== AIM OF THE TASK ==
Please state how many lines in the records contain the string "screenshot", with no words besides the number.

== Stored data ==
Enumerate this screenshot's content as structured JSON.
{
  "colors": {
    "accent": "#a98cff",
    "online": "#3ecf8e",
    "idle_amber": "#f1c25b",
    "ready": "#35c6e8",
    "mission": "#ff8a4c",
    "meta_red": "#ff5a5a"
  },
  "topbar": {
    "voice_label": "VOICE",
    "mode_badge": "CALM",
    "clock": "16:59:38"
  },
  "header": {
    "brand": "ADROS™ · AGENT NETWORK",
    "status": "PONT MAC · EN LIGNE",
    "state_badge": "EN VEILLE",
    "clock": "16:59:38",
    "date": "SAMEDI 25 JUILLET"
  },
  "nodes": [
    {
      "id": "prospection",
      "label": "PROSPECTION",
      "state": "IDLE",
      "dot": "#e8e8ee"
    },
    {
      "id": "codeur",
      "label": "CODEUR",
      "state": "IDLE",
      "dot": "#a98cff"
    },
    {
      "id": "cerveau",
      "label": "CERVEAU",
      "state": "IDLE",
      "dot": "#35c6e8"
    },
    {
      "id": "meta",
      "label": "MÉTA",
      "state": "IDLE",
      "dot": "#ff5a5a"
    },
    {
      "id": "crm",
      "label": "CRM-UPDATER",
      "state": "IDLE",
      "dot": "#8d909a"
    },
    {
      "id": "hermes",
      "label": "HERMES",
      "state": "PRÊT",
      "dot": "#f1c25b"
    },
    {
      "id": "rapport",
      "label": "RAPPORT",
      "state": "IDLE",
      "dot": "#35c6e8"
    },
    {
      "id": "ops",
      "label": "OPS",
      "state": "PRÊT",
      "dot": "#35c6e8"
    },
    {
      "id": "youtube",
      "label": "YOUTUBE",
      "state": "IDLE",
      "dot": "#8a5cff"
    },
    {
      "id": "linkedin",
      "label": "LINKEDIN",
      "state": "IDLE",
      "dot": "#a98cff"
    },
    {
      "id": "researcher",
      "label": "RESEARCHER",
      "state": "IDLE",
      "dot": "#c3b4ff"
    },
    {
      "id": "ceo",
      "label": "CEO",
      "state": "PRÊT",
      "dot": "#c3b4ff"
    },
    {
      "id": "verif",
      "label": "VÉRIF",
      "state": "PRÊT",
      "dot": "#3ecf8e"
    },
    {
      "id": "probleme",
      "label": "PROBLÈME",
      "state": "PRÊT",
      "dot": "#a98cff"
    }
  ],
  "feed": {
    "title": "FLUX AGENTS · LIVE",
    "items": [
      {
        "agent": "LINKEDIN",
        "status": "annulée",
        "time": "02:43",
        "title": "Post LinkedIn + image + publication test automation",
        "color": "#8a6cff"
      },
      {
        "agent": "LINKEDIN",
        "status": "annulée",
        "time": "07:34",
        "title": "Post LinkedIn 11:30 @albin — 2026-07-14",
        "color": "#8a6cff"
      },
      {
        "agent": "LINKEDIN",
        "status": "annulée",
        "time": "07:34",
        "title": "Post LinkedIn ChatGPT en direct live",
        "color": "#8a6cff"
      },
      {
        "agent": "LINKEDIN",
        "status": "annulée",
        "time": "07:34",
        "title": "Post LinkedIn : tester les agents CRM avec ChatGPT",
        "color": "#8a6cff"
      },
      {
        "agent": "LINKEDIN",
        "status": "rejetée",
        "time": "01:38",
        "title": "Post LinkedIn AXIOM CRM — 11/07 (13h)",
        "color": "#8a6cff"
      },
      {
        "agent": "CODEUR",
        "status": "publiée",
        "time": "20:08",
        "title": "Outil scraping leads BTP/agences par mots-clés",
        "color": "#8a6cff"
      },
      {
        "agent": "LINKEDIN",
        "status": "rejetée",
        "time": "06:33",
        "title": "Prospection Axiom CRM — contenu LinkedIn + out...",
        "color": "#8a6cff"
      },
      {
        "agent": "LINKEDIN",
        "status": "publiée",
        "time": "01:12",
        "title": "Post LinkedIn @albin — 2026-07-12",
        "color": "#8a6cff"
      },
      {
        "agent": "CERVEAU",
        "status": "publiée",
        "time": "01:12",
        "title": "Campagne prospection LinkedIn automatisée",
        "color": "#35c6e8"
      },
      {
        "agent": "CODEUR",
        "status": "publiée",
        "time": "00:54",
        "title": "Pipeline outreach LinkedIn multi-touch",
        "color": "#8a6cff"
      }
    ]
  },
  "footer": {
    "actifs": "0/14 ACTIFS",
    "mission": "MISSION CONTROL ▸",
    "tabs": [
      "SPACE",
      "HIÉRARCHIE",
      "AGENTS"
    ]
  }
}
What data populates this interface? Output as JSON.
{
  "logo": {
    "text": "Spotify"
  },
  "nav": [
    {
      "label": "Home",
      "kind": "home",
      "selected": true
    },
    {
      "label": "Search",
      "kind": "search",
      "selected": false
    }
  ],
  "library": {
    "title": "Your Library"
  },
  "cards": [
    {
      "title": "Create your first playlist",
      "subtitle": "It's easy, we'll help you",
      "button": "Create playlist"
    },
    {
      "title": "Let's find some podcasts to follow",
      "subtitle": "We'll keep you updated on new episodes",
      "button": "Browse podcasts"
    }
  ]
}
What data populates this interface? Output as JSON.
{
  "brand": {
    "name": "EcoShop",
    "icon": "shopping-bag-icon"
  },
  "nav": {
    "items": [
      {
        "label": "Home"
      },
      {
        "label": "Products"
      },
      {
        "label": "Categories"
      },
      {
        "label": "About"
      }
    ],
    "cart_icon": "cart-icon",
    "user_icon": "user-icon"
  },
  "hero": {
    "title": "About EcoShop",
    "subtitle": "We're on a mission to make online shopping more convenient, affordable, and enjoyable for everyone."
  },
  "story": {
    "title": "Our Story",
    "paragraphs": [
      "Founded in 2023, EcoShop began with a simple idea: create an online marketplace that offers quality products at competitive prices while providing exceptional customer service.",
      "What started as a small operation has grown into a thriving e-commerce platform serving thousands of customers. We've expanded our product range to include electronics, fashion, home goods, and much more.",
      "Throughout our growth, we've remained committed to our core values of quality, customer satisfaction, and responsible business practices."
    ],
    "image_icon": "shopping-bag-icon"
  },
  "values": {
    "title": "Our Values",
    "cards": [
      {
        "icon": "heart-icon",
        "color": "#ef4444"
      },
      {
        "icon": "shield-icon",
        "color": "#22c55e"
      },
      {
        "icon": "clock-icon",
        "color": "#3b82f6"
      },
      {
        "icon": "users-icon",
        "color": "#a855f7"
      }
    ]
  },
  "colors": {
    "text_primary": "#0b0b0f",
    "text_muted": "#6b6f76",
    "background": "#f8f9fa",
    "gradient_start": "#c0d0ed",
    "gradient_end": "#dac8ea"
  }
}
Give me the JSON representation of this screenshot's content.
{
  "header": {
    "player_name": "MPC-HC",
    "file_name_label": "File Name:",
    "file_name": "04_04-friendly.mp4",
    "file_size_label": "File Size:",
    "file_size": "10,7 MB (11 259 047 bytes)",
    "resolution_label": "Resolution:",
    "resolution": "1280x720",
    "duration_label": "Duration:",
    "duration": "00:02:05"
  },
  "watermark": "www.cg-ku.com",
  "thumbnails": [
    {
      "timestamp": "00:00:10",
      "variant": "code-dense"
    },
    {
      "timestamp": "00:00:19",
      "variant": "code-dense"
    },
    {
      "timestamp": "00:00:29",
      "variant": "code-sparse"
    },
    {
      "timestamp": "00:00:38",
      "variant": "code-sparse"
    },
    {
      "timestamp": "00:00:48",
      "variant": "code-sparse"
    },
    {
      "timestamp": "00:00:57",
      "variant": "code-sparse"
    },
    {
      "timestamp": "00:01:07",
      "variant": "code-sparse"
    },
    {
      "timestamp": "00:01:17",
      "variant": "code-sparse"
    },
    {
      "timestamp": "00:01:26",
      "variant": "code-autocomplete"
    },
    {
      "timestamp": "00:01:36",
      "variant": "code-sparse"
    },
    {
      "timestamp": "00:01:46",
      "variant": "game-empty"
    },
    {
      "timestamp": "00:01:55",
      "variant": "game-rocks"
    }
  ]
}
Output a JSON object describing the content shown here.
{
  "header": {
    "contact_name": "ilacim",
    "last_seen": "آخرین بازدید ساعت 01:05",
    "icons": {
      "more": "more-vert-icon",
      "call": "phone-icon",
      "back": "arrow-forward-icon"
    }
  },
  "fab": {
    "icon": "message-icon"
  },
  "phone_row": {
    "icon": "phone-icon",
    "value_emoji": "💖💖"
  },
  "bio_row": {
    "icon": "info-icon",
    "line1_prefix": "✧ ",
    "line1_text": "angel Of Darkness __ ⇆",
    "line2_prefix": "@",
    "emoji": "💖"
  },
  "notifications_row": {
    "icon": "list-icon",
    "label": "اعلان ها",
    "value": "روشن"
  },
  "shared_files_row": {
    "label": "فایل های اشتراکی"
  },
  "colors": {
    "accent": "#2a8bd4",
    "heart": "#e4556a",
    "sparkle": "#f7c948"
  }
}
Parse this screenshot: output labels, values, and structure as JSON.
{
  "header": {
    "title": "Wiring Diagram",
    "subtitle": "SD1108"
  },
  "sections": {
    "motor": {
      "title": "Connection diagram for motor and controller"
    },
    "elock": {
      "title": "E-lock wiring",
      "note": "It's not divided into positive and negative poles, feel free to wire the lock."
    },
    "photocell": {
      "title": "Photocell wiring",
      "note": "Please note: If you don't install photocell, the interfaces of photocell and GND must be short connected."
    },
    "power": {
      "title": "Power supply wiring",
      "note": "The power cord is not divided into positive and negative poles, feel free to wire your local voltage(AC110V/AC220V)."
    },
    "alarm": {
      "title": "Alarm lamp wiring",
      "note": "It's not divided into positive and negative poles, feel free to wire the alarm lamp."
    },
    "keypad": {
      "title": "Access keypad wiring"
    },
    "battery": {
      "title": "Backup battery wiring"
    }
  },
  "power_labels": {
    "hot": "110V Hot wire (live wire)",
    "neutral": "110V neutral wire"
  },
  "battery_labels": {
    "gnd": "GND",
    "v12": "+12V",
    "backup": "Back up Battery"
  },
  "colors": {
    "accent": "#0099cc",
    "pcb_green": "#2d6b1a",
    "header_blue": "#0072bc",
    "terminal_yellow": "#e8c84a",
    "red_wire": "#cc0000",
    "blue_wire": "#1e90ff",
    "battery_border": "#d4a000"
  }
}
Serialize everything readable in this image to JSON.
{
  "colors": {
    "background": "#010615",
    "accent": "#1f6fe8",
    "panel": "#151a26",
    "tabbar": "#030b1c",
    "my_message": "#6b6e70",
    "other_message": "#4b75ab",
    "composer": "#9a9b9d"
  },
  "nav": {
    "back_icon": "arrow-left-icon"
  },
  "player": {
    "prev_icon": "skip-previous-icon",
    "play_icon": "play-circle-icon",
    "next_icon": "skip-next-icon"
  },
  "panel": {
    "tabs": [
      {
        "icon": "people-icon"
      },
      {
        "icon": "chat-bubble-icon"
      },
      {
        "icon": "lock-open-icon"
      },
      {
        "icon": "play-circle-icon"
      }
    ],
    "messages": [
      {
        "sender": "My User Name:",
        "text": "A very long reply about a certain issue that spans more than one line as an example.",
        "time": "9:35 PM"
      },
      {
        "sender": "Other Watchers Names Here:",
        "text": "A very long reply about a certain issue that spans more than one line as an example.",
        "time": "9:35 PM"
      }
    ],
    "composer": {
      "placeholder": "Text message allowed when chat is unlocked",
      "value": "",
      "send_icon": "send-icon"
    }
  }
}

== FINAL ANSWER ==
3